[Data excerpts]
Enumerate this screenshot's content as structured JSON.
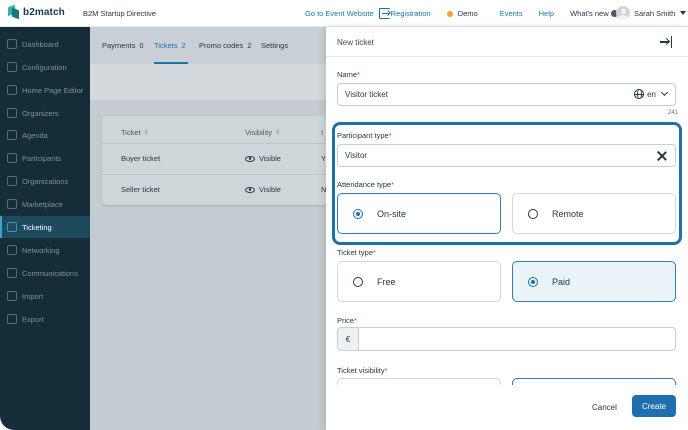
{
  "topbar": {
    "logo_text": "b2match",
    "event_name": "B2M Startup Directive",
    "go_to_website": "Go to Event Website",
    "registration": "Registration",
    "demo": "Demo",
    "events": "Events",
    "help": "Help",
    "whats_new": "What's new",
    "user_name": "Sarah Smith"
  },
  "sidebar": {
    "items": [
      {
        "label": "Dashboard",
        "icon": "dashboard-icon"
      },
      {
        "label": "Configuration",
        "icon": "configuration-icon"
      },
      {
        "label": "Home Page Editor",
        "icon": "home-page-editor-icon"
      },
      {
        "label": "Organizers",
        "icon": "organizers-icon"
      },
      {
        "label": "Agenda",
        "icon": "agenda-icon"
      },
      {
        "label": "Participants",
        "icon": "participants-icon"
      },
      {
        "label": "Organizations",
        "icon": "organizations-icon"
      },
      {
        "label": "Marketplace",
        "icon": "marketplace-icon"
      },
      {
        "label": "Ticketing",
        "icon": "ticketing-icon",
        "active": true
      },
      {
        "label": "Networking",
        "icon": "networking-icon"
      },
      {
        "label": "Communications",
        "icon": "communications-icon"
      },
      {
        "label": "Import",
        "icon": "import-icon"
      },
      {
        "label": "Export",
        "icon": "export-icon"
      }
    ]
  },
  "main": {
    "tabs": [
      {
        "label": "Payments",
        "count": "0"
      },
      {
        "label": "Tickets",
        "count": "2",
        "active": true
      },
      {
        "label": "Promo codes",
        "count": "2"
      },
      {
        "label": "Settings",
        "count": ""
      }
    ],
    "table": {
      "columns": [
        "Ticket",
        "Visibility",
        "I"
      ],
      "rows": [
        {
          "ticket": "Buyer ticket",
          "visibility": "Visible",
          "extra": "Y"
        },
        {
          "ticket": "Seller ticket",
          "visibility": "Visible",
          "extra": "N"
        }
      ]
    }
  },
  "drawer": {
    "title": "New ticket",
    "name": {
      "label": "Name",
      "value": "Visitor ticket",
      "lang": "en",
      "counter": "241"
    },
    "participant_type": {
      "label": "Participant type",
      "value": "Visitor"
    },
    "attendance_type": {
      "label": "Attendance type",
      "options": [
        "On-site",
        "Remote"
      ],
      "selected": "On-site"
    },
    "ticket_type": {
      "label": "Ticket type",
      "options": [
        "Free",
        "Paid"
      ],
      "selected": "Paid"
    },
    "price": {
      "label": "Price",
      "currency": "€",
      "value": ""
    },
    "ticket_visibility": {
      "label": "Ticket visibility"
    },
    "cancel": "Cancel",
    "create": "Create",
    "required_mark": "*"
  },
  "colors": {
    "sidebar_bg": "#142d38",
    "accent": "#1f6fae",
    "highlight_border": "#1b72a8",
    "required": "#d84040"
  }
}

- _Description of the task_: Go through the listing above and write it all out exactly, leaving out any picture.

- _Final result_:
Enumerate this screenshot's content as structured JSON.
{
  "topbar": {
    "logo_text": "b2match",
    "event_name": "B2M Startup Directive",
    "go_to_website": "Go to Event Website",
    "registration": "Registration",
    "demo": "Demo",
    "events": "Events",
    "help": "Help",
    "whats_new": "What's new",
    "user_name": "Sarah Smith"
  },
  "sidebar": {
    "items": [
      {
        "label": "Dashboard",
        "icon": "dashboard-icon"
      },
      {
        "label": "Configuration",
        "icon": "configuration-icon"
      },
      {
        "label": "Home Page Editor",
        "icon": "home-page-editor-icon"
      },
      {
        "label": "Organizers",
        "icon": "organizers-icon"
      },
      {
        "label": "Agenda",
        "icon": "agenda-icon"
      },
      {
        "label": "Participants",
        "icon": "participants-icon"
      },
      {
        "label": "Organizations",
        "icon": "organizations-icon"
      },
      {
        "label": "Marketplace",
        "icon": "marketplace-icon"
      },
      {
        "label": "Ticketing",
        "icon": "ticketing-icon",
        "active": true
      },
      {
        "label": "Networking",
        "icon": "networking-icon"
      },
      {
        "label": "Communications",
        "icon": "communications-icon"
      },
      {
        "label": "Import",
        "icon": "import-icon"
      },
      {
        "label": "Export",
        "icon": "export-icon"
      }
    ]
  },
  "main": {
    "tabs": [
      {
        "label": "Payments",
        "count": "0"
      },
      {
        "label": "Tickets",
        "count": "2",
        "active": true
      },
      {
        "label": "Promo codes",
        "count": "2"
      },
      {
        "label": "Settings",
        "count": ""
      }
    ],
    "table": {
      "columns": [
        "Ticket",
        "Visibility",
        "I"
      ],
      "rows": [
        {
          "ticket": "Buyer ticket",
          "visibility": "Visible",
          "extra": "Y"
        },
        {
          "ticket": "Seller ticket",
          "visibility": "Visible",
          "extra": "N"
        }
      ]
    }
  },
  "drawer": {
    "title": "New ticket",
    "name": {
      "label": "Name",
      "value": "Visitor ticket",
      "lang": "en",
      "counter": "241"
    },
    "participant_type": {
      "label": "Participant type",
      "value": "Visitor"
    },
    "attendance_type": {
      "label": "Attendance type",
      "options": [
        "On-site",
        "Remote"
      ],
      "selected": "On-site"
    },
    "ticket_type": {
      "label": "Ticket type",
      "options": [
        "Free",
        "Paid"
      ],
      "selected": "Paid"
    },
    "price": {
      "label": "Price",
      "currency": "€",
      "value": ""
    },
    "ticket_visibility": {
      "label": "Ticket visibility"
    },
    "cancel": "Cancel",
    "create": "Create",
    "required_mark": "*"
  },
  "colors": {
    "sidebar_bg": "#142d38",
    "accent": "#1f6fae",
    "highlight_border": "#1b72a8",
    "required": "#d84040"
  }
}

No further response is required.